▶ [Goal]
From the listing below, extract every line in which the word "authorized" appears.

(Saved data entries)
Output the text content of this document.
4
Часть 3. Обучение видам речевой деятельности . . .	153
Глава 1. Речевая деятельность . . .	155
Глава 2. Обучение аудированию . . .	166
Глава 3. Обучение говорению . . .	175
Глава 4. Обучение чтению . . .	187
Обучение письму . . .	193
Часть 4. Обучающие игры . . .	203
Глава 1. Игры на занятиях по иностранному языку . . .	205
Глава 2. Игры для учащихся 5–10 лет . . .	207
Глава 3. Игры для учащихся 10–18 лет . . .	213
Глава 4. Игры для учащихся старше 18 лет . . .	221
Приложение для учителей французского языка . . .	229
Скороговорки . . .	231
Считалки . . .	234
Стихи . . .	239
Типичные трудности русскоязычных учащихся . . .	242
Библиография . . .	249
--
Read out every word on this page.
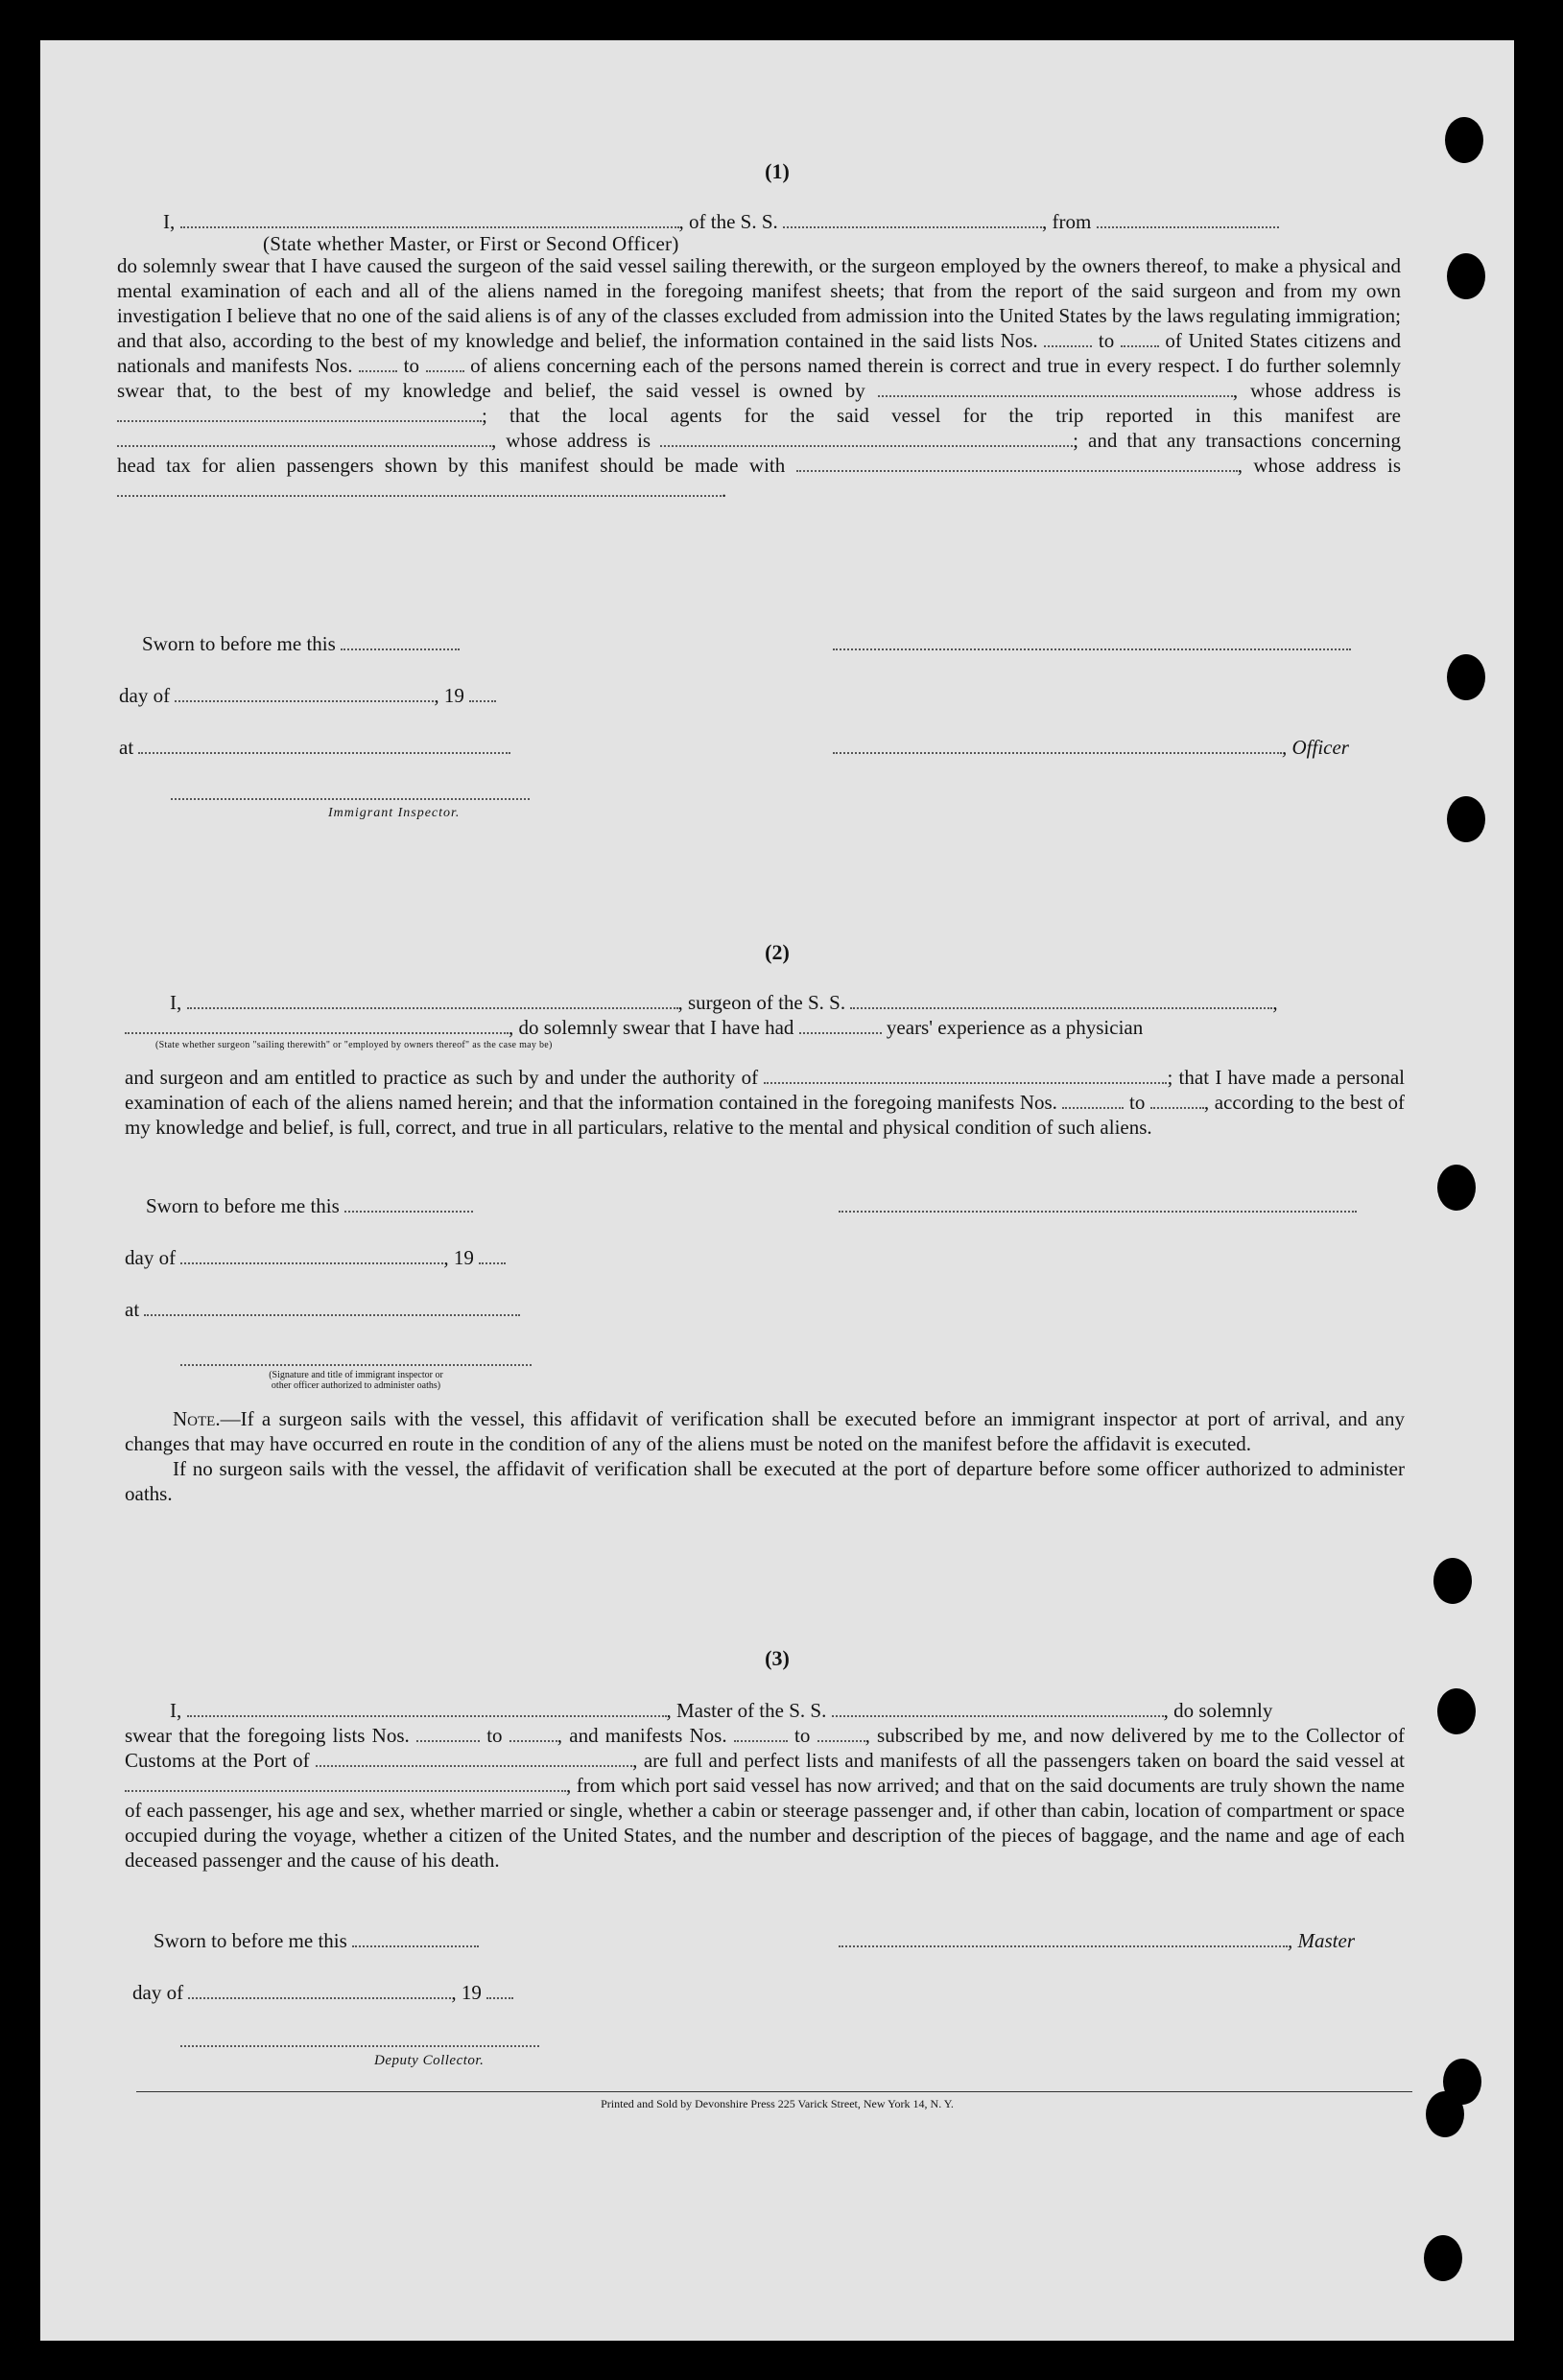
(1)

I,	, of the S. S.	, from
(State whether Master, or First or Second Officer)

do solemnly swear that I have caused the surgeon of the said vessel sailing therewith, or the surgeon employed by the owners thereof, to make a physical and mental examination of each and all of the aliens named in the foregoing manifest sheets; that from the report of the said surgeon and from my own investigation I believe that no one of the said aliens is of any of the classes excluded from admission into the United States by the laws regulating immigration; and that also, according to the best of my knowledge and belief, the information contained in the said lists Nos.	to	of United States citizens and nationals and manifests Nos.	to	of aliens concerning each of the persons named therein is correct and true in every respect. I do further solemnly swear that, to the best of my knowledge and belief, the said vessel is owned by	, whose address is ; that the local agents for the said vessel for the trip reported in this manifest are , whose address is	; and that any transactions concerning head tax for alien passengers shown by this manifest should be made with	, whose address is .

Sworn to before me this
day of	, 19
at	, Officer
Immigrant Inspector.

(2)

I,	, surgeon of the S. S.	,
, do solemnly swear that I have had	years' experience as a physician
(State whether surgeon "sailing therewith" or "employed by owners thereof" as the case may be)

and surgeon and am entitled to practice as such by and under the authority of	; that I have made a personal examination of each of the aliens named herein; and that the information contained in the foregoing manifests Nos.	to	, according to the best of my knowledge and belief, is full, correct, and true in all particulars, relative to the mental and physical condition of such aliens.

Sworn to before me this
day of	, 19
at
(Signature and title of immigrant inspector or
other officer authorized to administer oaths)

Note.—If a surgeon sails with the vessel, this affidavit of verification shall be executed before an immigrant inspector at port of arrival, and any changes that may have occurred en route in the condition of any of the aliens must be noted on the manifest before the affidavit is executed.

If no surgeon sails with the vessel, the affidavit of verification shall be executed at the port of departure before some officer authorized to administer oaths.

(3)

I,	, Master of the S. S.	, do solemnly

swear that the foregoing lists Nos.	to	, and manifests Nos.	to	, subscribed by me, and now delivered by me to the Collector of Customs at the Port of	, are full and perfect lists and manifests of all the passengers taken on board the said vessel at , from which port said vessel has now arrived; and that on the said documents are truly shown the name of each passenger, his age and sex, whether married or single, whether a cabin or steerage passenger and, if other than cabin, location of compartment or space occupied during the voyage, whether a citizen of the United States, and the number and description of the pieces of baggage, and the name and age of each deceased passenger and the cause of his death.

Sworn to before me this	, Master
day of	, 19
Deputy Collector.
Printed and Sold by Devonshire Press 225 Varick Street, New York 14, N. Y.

▶ [Answer in full]
other officer authorized to administer oaths)
If no surgeon sails with the vessel, the affidavit of verification shall be executed at the port of departure before some officer authorized to administer oaths.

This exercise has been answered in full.